> **SHORT PROBLEM**: The listing below should be copied in full, word for word.

> **GIVEN INFORMATION**:
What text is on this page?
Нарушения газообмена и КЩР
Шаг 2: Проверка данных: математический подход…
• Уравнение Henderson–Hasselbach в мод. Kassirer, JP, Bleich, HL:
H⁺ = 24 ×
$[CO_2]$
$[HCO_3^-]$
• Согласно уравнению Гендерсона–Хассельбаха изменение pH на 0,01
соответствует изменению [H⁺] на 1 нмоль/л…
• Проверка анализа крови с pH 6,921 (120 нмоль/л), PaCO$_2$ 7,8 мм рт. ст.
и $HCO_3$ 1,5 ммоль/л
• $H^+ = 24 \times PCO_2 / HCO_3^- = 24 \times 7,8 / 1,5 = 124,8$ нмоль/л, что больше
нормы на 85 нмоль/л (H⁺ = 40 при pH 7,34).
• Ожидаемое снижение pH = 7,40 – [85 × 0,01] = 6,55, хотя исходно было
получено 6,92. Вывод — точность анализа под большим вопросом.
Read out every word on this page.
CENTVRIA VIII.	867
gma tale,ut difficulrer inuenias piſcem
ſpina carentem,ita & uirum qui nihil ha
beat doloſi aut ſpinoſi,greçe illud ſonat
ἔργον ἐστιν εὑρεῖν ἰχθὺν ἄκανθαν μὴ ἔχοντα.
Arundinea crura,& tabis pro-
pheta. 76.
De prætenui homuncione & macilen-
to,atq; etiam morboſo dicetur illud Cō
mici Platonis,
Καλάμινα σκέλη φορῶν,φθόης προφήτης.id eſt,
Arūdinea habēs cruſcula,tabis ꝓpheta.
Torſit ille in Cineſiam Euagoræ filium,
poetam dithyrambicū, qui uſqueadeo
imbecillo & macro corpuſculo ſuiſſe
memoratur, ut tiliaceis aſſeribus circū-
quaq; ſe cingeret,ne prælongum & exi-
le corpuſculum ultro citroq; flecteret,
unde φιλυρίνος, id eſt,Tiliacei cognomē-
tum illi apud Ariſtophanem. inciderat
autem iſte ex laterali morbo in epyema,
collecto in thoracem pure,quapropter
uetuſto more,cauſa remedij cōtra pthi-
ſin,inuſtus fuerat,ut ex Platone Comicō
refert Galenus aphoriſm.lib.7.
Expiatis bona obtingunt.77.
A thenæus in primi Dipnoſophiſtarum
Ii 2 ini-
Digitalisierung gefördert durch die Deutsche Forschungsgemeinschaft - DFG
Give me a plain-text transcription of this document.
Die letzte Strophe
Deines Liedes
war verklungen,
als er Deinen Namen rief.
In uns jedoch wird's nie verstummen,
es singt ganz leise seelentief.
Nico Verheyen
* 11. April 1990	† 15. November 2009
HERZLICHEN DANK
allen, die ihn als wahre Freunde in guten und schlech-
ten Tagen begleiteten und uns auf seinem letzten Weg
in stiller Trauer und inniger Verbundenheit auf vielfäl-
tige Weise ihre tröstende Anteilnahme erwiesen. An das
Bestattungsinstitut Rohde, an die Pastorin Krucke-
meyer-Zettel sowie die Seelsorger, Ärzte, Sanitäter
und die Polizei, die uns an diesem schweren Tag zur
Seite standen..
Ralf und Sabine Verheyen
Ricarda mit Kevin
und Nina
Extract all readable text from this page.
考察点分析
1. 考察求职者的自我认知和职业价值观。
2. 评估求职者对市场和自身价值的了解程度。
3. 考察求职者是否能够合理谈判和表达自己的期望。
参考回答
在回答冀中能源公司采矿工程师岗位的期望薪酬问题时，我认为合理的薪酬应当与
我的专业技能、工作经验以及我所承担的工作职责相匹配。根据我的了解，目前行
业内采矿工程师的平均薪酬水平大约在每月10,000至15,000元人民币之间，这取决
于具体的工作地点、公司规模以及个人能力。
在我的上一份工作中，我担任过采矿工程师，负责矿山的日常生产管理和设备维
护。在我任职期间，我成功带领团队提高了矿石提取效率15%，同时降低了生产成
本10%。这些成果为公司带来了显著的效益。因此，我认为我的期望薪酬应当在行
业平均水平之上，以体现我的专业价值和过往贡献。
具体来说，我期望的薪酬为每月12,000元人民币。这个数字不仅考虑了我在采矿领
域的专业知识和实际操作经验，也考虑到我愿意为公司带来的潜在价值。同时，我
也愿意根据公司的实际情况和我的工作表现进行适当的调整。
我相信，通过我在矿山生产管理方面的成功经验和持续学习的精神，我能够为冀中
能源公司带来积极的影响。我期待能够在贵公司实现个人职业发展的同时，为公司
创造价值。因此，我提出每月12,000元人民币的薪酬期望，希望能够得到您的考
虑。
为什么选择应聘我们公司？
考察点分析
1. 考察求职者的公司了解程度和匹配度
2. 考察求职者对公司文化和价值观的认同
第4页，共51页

> **WRITTEN SOLUTION**:
What text is on this page?
Нарушения газообмена и КЩР
Шаг 2: Проверка данных: математический подход…
• Уравнение Henderson–Hasselbach в мод. Kassirer, JP, Bleich, HL:
H⁺ = 24 ×
$[CO_2]$
$[HCO_3^-]$
• Согласно уравнению Гендерсона–Хассельбаха изменение pH на 0,01
соответствует изменению [H⁺] на 1 нмоль/л…
• Проверка анализа крови с pH 6,921 (120 нмоль/л), PaCO$_2$ 7,8 мм рт. ст.
и $HCO_3$ 1,5 ммоль/л
• $H^+ = 24 \times PCO_2 / HCO_3^- = 24 \times 7,8 / 1,5 = 124,8$ нмоль/л, что больше
нормы на 85 нмоль/л (H⁺ = 40 при pH 7,34).
• Ожидаемое снижение pH = 7,40 – [85 × 0,01] = 6,55, хотя исходно было
получено 6,92. Вывод — точность анализа под большим вопросом.
Read out every word on this page.
CENTVRIA VIII.	867
gma tale,ut difficulrer inuenias piſcem
ſpina carentem,ita & uirum qui nihil ha
beat doloſi aut ſpinoſi,greçe illud ſonat
ἔργον ἐστιν εὑρεῖν ἰχθὺν ἄκανθαν μὴ ἔχοντα.
Arundinea crura,& tabis pro-
pheta. 76.
De prætenui homuncione & macilen-
to,atq; etiam morboſo dicetur illud Cō
mici Platonis,
Καλάμινα σκέλη φορῶν,φθόης προφήτης.id eſt,
Arūdinea habēs cruſcula,tabis ꝓpheta.
Torſit ille in Cineſiam Euagoræ filium,
poetam dithyrambicū, qui uſqueadeo
imbecillo & macro corpuſculo ſuiſſe
memoratur, ut tiliaceis aſſeribus circū-
quaq; ſe cingeret,ne prælongum & exi-
le corpuſculum ultro citroq; flecteret,
unde φιλυρίνος, id eſt,Tiliacei cognomē-
tum illi apud Ariſtophanem. inciderat
autem iſte ex laterali morbo in epyema,
collecto in thoracem pure,quapropter
uetuſto more,cauſa remedij cōtra pthi-
ſin,inuſtus fuerat,ut ex Platone Comicō
refert Galenus aphoriſm.lib.7.
Expiatis bona obtingunt.77.
A thenæus in primi Dipnoſophiſtarum
Ii 2 ini-
Digitalisierung gefördert durch die Deutsche Forschungsgemeinschaft - DFG
Give me a plain-text transcription of this document.
Die letzte Strophe
Deines Liedes
war verklungen,
als er Deinen Namen rief.
In uns jedoch wird's nie verstummen,
es singt ganz leise seelentief.
Nico Verheyen
* 11. April 1990	† 15. November 2009
HERZLICHEN DANK
allen, die ihn als wahre Freunde in guten und schlech-
ten Tagen begleiteten und uns auf seinem letzten Weg
in stiller Trauer und inniger Verbundenheit auf vielfäl-
tige Weise ihre tröstende Anteilnahme erwiesen. An das
Bestattungsinstitut Rohde, an die Pastorin Krucke-
meyer-Zettel sowie die Seelsorger, Ärzte, Sanitäter
und die Polizei, die uns an diesem schweren Tag zur
Seite standen..
Ralf und Sabine Verheyen
Ricarda mit Kevin
und Nina
Extract all readable text from this page.
考察点分析
1. 考察求职者的自我认知和职业价值观。
2. 评估求职者对市场和自身价值的了解程度。
3. 考察求职者是否能够合理谈判和表达自己的期望。
参考回答
在回答冀中能源公司采矿工程师岗位的期望薪酬问题时，我认为合理的薪酬应当与
我的专业技能、工作经验以及我所承担的工作职责相匹配。根据我的了解，目前行
业内采矿工程师的平均薪酬水平大约在每月10,000至15,000元人民币之间，这取决
于具体的工作地点、公司规模以及个人能力。
在我的上一份工作中，我担任过采矿工程师，负责矿山的日常生产管理和设备维
护。在我任职期间，我成功带领团队提高了矿石提取效率15%，同时降低了生产成
本10%。这些成果为公司带来了显著的效益。因此，我认为我的期望薪酬应当在行
业平均水平之上，以体现我的专业价值和过往贡献。
具体来说，我期望的薪酬为每月12,000元人民币。这个数字不仅考虑了我在采矿领
域的专业知识和实际操作经验，也考虑到我愿意为公司带来的潜在价值。同时，我
也愿意根据公司的实际情况和我的工作表现进行适当的调整。
我相信，通过我在矿山生产管理方面的成功经验和持续学习的精神，我能够为冀中
能源公司带来积极的影响。我期待能够在贵公司实现个人职业发展的同时，为公司
创造价值。因此，我提出每月12,000元人民币的薪酬期望，希望能够得到您的考
虑。
为什么选择应聘我们公司？
考察点分析
1. 考察求职者的公司了解程度和匹配度
2. 考察求职者对公司文化和价值观的认同
第4页，共51页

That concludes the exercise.